▸ **RECORDS TO PROCESS**:
↓↓↓
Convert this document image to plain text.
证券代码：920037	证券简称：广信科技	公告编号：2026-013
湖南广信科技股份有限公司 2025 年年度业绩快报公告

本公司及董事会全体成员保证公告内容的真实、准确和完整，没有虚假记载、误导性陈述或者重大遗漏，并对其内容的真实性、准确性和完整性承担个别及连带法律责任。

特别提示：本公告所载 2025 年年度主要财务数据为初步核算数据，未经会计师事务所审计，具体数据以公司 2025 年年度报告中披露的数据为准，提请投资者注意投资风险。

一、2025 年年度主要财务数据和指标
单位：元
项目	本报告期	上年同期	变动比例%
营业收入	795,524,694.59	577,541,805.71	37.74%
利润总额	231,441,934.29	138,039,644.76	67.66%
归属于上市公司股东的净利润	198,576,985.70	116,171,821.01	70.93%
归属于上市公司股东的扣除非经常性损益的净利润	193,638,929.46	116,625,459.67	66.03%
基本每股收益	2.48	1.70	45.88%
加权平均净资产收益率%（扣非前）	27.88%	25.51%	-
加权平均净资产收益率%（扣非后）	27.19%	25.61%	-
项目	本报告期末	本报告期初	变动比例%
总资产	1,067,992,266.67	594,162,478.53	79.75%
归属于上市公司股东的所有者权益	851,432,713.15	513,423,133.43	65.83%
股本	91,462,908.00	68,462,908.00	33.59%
↑↑↑
▸ **TASK PROMPT**: Output all records verbatim.

▸ **ANSWER IN FULL**:
Convert this document image to plain text.
证券代码：920037	证券简称：广信科技	公告编号：2026-013
湖南广信科技股份有限公司 2025 年年度业绩快报公告

本公司及董事会全体成员保证公告内容的真实、准确和完整，没有虚假记载、误导性陈述或者重大遗漏，并对其内容的真实性、准确性和完整性承担个别及连带法律责任。

特别提示：本公告所载 2025 年年度主要财务数据为初步核算数据，未经会计师事务所审计，具体数据以公司 2025 年年度报告中披露的数据为准，提请投资者注意投资风险。

一、2025 年年度主要财务数据和指标
单位：元
项目	本报告期	上年同期	变动比例%
营业收入	795,524,694.59	577,541,805.71	37.74%
利润总额	231,441,934.29	138,039,644.76	67.66%
归属于上市公司股东的净利润	198,576,985.70	116,171,821.01	70.93%
归属于上市公司股东的扣除非经常性损益的净利润	193,638,929.46	116,625,459.67	66.03%
基本每股收益	2.48	1.70	45.88%
加权平均净资产收益率%（扣非前）	27.88%	25.51%	-
加权平均净资产收益率%（扣非后）	27.19%	25.61%	-
项目	本报告期末	本报告期初	变动比例%
总资产	1,067,992,266.67	594,162,478.53	79.75%
归属于上市公司股东的所有者权益	851,432,713.15	513,423,133.43	65.83%
股本	91,462,908.00	68,462,908.00	33.59%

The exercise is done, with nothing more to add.